Exercise directions → Extract every entry word for word.

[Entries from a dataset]
┄┄┄┄┄┄┄┄┄┄
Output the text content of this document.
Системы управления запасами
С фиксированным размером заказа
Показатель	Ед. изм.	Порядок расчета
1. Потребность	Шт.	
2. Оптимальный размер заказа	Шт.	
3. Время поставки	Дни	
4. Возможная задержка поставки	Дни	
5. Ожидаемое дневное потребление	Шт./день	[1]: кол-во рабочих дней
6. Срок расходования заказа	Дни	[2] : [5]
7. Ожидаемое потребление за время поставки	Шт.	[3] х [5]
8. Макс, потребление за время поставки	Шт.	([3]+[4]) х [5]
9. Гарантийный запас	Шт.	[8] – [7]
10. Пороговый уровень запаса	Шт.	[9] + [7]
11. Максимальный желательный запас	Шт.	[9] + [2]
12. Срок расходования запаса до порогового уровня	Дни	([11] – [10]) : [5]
┄┄┄┄┄┄┄┄┄┄
Response below →
Output the text content of this document.
Системы управления запасами
С фиксированным размером заказа
Показатель	Ед. изм.	Порядок расчета
1. Потребность	Шт.	
2. Оптимальный размер заказа	Шт.	
3. Время поставки	Дни	
4. Возможная задержка поставки	Дни	
5. Ожидаемое дневное потребление	Шт./день	[1]: кол-во рабочих дней
6. Срок расходования заказа	Дни	[2] : [5]
7. Ожидаемое потребление за время поставки	Шт.	[3] х [5]
8. Макс, потребление за время поставки	Шт.	([3]+[4]) х [5]
9. Гарантийный запас	Шт.	[8] – [7]
10. Пороговый уровень запаса	Шт.	[9] + [7]
11. Максимальный желательный запас	Шт.	[9] + [2]
12. Срок расходования запаса до порогового уровня	Дни	([11] – [10]) : [5]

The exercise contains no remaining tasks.